§ **TASK MATERIAL**:
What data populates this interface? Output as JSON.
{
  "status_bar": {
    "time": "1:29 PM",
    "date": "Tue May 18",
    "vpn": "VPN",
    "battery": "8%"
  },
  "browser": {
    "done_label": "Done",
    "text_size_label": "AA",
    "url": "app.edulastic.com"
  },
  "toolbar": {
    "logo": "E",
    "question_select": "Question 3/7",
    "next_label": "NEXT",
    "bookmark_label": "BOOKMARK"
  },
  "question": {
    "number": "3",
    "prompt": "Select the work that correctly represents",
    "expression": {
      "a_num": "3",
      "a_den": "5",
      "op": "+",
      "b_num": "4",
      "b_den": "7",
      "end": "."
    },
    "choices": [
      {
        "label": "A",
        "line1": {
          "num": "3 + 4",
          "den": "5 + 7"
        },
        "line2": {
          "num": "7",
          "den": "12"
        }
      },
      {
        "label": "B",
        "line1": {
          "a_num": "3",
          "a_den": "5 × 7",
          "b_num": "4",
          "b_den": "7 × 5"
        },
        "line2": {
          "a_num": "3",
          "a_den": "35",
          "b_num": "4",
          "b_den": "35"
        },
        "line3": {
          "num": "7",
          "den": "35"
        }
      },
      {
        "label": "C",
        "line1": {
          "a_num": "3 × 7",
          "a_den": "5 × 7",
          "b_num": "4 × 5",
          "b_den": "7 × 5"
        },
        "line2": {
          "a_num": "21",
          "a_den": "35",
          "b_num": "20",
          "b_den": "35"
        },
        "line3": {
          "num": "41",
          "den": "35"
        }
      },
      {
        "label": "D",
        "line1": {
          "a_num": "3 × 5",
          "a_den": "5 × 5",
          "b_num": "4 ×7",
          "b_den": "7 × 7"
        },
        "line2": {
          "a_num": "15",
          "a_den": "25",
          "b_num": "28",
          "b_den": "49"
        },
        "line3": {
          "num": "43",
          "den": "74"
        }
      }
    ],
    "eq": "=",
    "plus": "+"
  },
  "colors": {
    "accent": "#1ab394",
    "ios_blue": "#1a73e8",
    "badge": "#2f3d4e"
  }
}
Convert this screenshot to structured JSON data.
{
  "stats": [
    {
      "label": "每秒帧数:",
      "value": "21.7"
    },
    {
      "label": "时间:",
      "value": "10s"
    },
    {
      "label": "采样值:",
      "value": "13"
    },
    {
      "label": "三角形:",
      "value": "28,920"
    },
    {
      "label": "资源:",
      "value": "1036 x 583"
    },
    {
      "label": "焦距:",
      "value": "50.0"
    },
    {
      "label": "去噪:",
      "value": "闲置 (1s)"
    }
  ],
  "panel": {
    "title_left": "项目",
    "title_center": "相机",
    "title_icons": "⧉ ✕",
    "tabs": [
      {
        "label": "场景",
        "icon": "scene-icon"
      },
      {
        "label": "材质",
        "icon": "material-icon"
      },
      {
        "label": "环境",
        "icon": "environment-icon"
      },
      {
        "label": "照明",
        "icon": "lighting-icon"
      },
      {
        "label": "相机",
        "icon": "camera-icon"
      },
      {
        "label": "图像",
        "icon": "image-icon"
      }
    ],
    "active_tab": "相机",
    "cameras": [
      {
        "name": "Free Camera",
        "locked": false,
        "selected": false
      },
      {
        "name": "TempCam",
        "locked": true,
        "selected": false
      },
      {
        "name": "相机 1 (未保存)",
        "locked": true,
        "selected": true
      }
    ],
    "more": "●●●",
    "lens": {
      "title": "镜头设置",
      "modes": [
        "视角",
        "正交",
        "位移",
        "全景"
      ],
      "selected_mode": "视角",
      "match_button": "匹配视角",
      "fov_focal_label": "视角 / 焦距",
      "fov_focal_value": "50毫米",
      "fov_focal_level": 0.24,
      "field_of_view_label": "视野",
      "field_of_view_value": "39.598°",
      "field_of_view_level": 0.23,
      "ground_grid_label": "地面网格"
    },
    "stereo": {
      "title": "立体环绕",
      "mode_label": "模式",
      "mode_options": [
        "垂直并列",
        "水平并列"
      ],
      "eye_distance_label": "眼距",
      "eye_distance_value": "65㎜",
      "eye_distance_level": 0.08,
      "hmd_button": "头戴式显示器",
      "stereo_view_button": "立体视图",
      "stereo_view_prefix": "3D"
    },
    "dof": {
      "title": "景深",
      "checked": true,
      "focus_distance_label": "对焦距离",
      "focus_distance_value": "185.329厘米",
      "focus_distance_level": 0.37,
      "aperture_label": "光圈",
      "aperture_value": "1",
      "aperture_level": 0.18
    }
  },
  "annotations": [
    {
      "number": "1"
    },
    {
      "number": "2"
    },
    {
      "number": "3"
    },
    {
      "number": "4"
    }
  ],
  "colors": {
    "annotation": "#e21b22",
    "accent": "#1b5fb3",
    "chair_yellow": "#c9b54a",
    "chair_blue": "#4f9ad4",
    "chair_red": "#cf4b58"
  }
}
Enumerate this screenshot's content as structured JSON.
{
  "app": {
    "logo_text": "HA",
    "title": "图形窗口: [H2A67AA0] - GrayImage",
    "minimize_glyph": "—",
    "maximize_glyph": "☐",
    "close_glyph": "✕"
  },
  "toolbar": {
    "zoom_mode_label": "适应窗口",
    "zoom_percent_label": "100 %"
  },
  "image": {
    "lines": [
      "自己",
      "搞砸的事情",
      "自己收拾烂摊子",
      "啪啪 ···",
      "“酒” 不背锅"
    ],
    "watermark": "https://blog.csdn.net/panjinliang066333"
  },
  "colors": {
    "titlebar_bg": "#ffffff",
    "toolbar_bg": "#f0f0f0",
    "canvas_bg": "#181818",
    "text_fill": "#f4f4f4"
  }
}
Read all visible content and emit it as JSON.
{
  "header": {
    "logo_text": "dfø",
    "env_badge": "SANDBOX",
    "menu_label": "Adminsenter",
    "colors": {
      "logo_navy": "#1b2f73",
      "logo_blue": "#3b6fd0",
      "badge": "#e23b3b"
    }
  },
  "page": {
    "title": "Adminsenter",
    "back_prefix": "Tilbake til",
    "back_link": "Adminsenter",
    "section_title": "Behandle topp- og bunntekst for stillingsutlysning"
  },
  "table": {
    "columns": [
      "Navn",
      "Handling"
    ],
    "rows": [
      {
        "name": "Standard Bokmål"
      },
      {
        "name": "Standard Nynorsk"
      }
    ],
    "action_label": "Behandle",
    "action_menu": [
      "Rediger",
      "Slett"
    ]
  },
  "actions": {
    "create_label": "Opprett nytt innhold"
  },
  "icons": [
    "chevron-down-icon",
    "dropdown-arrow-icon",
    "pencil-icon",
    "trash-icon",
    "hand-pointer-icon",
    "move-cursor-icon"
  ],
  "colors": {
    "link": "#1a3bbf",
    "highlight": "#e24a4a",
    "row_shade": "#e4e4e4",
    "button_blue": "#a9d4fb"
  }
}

§ **INSTRUCTION**:
Extract each line holding the word "number" from the records.

§ **CORRECT OUTPUT**:
    "number": "3",
      "number": "1"
      "number": "2"
      "number": "3"
      "number": "4"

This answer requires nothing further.